== Provided records ==

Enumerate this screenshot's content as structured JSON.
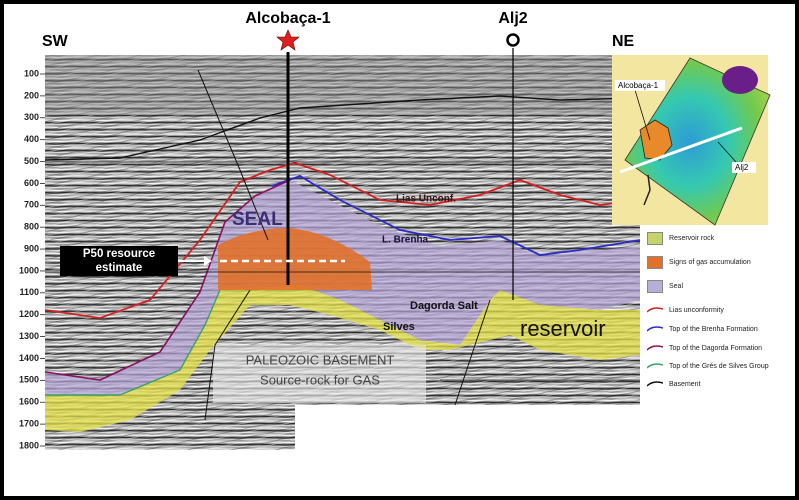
{
  "header": {
    "left": "SW",
    "right": "NE",
    "well_1": "Alcobaça-1",
    "well_2": "Alj2"
  },
  "depth_axis": {
    "ticks": [
      100,
      200,
      300,
      400,
      500,
      600,
      700,
      800,
      900,
      1000,
      1100,
      1200,
      1300,
      1400,
      1500,
      1600,
      1700,
      1800
    ]
  },
  "section_labels": {
    "seal": "SEAL",
    "p50": [
      "P50 resource",
      "estimate"
    ],
    "lias": "Lias Unconf.",
    "brenha": "L. Brenha",
    "dagorda": "Dagorda Salt",
    "silves": "Silves",
    "reservoir": "reservoir",
    "basement": [
      "PALEOZOIC BASEMENT",
      "Source-rock for GAS"
    ]
  },
  "inset_map": {
    "well_1": "Alcobaça-1",
    "well_2": "Alj2"
  },
  "legend": {
    "items": [
      "Reservoir rock",
      "Signs of gas accumulation",
      "Seal",
      "Lias unconformity",
      "Top of the Brenha Formation",
      "Top of the Dagorda Formation",
      "Top of the Grés de Silves Group",
      "Basement"
    ]
  }
}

===

### Request
From the entries, report each line that includes the word "Brenha".

### Exercise answer
    "brenha": "L. Brenha",
      "Top of the Brenha Formation",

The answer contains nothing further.